Dataset items
________________________________________

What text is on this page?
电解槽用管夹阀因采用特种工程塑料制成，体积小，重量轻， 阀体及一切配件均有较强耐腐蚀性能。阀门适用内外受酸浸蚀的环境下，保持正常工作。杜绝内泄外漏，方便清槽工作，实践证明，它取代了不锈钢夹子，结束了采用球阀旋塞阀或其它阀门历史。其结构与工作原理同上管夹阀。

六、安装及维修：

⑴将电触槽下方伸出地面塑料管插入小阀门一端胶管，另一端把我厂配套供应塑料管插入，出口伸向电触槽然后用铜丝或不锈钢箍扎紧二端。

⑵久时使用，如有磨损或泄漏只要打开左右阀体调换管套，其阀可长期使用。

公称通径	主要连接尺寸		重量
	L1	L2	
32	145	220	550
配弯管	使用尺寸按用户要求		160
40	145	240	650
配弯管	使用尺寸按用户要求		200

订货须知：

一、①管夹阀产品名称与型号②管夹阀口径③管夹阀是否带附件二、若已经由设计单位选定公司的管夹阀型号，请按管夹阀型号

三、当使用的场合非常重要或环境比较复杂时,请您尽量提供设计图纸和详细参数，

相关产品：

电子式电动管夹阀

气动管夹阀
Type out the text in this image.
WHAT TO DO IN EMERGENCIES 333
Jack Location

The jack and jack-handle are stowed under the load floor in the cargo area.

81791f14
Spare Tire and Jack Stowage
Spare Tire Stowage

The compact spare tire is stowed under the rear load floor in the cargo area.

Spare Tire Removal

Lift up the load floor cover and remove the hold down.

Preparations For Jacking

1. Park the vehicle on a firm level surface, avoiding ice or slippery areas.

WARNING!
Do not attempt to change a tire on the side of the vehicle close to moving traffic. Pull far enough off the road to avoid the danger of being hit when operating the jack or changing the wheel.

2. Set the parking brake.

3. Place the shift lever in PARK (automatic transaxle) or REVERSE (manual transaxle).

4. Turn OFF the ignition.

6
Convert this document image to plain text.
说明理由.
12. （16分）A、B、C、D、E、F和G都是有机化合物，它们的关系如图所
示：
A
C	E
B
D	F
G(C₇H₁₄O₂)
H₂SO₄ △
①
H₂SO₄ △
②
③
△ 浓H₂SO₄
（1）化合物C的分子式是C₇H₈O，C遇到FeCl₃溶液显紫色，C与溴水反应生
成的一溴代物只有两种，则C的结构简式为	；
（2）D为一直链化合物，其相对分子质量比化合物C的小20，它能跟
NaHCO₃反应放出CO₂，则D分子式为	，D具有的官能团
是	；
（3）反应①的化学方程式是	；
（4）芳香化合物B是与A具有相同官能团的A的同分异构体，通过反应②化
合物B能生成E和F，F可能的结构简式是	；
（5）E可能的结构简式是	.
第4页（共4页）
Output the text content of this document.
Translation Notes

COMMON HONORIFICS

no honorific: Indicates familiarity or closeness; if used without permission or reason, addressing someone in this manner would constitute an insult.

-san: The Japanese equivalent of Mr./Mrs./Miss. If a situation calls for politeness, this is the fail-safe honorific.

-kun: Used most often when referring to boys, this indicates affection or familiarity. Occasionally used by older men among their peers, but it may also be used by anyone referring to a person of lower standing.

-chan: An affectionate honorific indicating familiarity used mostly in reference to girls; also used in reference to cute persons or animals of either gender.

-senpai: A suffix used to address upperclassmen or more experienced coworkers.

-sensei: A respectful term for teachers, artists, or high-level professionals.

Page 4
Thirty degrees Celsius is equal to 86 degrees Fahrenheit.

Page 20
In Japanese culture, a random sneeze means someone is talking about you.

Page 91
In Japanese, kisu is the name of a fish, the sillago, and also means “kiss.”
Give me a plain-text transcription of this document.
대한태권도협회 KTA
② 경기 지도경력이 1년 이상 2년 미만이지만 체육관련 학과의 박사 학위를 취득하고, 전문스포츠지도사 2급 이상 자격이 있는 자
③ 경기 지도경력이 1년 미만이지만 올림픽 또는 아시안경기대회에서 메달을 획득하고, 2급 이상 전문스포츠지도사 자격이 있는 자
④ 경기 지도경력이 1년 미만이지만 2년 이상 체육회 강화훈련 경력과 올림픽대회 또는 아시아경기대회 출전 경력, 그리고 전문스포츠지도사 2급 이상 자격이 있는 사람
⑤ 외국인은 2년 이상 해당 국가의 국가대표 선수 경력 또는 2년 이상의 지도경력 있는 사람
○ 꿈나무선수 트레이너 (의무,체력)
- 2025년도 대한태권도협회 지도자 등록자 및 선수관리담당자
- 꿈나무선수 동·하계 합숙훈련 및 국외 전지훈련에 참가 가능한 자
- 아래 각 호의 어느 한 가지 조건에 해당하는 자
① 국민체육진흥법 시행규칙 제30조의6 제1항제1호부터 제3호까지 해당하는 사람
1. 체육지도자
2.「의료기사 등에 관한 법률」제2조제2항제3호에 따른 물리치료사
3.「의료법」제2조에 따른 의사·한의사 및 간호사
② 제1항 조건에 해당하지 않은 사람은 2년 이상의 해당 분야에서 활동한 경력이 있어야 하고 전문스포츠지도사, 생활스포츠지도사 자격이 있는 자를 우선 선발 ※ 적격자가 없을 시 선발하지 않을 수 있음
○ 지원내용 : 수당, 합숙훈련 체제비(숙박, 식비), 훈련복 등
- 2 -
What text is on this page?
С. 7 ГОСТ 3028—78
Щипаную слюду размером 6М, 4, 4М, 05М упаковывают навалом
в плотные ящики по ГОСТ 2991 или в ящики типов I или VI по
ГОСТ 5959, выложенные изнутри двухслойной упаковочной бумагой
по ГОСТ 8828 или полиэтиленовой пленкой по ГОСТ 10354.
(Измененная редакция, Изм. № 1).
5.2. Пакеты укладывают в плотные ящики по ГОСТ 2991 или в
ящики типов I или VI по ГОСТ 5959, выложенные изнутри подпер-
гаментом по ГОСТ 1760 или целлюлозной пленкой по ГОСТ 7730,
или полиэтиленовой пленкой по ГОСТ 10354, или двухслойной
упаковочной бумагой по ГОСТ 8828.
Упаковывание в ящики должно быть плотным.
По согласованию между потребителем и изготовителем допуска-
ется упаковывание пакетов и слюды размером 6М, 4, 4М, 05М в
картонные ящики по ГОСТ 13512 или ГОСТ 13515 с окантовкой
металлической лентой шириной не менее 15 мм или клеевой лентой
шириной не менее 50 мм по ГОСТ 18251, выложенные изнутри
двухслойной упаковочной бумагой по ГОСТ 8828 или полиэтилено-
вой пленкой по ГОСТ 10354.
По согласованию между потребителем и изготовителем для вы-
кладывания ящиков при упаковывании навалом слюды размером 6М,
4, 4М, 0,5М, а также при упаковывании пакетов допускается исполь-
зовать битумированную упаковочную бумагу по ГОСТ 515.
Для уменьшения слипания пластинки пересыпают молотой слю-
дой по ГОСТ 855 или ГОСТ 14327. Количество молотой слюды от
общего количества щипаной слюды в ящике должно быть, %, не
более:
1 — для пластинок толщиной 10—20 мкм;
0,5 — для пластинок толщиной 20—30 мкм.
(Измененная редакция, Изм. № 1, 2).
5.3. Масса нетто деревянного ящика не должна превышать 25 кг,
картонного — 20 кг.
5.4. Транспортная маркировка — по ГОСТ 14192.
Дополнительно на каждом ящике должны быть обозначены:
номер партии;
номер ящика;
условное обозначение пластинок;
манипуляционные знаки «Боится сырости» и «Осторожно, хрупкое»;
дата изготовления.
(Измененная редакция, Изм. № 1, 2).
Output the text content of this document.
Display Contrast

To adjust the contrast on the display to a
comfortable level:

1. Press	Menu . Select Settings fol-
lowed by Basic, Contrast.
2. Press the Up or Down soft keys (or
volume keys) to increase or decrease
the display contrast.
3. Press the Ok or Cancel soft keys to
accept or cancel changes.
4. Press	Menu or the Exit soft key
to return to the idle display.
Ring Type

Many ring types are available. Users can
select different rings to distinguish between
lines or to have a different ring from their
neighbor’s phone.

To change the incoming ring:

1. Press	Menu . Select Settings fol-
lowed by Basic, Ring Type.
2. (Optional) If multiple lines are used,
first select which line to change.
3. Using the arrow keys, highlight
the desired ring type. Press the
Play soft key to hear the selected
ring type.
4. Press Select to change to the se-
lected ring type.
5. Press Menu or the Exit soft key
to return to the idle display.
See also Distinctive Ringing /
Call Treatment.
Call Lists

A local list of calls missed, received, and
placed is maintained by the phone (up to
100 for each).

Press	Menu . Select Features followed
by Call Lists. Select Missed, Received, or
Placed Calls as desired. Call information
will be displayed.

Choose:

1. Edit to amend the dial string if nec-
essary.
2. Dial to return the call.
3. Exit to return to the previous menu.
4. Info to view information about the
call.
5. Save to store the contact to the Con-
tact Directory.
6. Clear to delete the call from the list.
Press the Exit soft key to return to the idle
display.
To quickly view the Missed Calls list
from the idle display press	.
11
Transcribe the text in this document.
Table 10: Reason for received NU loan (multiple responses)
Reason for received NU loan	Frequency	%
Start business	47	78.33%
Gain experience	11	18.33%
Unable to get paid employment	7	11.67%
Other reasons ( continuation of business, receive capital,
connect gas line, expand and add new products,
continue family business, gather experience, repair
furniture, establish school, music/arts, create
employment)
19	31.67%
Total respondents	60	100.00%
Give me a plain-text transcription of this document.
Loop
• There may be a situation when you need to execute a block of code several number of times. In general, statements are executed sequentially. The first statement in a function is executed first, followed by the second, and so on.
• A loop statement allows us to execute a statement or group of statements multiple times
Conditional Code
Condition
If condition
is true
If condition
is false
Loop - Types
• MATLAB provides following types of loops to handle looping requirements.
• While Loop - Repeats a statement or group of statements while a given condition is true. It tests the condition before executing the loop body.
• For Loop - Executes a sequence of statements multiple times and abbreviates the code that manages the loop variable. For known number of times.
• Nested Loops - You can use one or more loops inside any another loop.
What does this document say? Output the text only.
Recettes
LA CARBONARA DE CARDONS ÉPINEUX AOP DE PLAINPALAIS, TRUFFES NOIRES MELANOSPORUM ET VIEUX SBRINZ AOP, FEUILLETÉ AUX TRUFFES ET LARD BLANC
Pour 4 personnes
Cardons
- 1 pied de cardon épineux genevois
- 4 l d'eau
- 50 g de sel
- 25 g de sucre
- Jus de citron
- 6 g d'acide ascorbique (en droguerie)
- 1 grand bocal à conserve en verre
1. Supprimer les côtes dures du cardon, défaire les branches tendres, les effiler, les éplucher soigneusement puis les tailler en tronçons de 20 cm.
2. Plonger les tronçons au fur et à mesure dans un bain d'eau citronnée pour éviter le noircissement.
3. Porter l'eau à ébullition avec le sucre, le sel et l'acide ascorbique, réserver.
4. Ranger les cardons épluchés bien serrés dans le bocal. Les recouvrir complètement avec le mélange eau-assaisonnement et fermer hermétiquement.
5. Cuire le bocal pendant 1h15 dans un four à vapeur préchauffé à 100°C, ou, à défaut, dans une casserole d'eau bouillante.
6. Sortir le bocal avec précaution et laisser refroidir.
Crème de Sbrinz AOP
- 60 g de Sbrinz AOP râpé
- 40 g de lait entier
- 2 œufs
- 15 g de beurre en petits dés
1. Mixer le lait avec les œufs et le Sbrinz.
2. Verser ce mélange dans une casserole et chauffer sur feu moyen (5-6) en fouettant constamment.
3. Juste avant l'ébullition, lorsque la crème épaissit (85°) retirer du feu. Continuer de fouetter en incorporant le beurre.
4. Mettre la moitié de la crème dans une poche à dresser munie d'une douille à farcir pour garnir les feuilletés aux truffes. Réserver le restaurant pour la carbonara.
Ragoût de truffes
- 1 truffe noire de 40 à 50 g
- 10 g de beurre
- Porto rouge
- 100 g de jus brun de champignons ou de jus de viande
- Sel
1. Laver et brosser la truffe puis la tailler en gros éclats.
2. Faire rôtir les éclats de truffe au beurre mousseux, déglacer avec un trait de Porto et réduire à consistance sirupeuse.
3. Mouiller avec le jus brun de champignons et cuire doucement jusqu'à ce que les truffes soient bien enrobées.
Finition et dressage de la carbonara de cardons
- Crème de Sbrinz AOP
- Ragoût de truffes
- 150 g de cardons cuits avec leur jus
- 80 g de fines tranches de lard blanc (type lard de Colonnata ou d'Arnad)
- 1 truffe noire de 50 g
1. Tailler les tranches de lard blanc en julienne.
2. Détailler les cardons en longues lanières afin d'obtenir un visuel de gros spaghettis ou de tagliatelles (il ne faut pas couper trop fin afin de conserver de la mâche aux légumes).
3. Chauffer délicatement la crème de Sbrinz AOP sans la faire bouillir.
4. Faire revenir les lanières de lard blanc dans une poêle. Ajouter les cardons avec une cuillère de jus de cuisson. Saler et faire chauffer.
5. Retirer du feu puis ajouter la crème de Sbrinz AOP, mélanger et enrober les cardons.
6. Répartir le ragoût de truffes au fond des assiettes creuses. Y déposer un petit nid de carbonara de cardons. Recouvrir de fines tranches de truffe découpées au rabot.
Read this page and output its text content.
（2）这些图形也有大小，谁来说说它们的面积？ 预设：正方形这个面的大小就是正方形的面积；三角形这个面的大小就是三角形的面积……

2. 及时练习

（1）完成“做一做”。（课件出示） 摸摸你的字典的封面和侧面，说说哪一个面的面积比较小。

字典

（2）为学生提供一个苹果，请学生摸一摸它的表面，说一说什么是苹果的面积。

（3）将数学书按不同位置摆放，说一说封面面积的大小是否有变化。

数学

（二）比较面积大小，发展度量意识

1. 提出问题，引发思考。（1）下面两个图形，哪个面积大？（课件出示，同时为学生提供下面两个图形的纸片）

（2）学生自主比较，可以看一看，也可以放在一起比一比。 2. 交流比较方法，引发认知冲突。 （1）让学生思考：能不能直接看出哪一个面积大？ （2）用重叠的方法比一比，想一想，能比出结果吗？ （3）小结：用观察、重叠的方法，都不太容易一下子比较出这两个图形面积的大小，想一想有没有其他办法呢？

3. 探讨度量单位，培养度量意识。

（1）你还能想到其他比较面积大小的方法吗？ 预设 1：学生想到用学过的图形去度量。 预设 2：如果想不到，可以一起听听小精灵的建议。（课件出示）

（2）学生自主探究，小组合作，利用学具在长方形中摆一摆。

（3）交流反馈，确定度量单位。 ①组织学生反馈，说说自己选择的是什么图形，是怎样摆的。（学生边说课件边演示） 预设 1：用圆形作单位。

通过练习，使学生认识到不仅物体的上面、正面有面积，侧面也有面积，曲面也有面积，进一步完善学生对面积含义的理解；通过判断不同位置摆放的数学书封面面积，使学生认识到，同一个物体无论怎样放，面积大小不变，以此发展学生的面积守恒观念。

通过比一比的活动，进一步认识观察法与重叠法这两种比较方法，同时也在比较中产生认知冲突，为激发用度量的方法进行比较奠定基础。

________________________________________

__TASK STATEMENT__
Count the lines in the entries that hold the word "потребителем", and give nothing but the total.

__RESULT__
2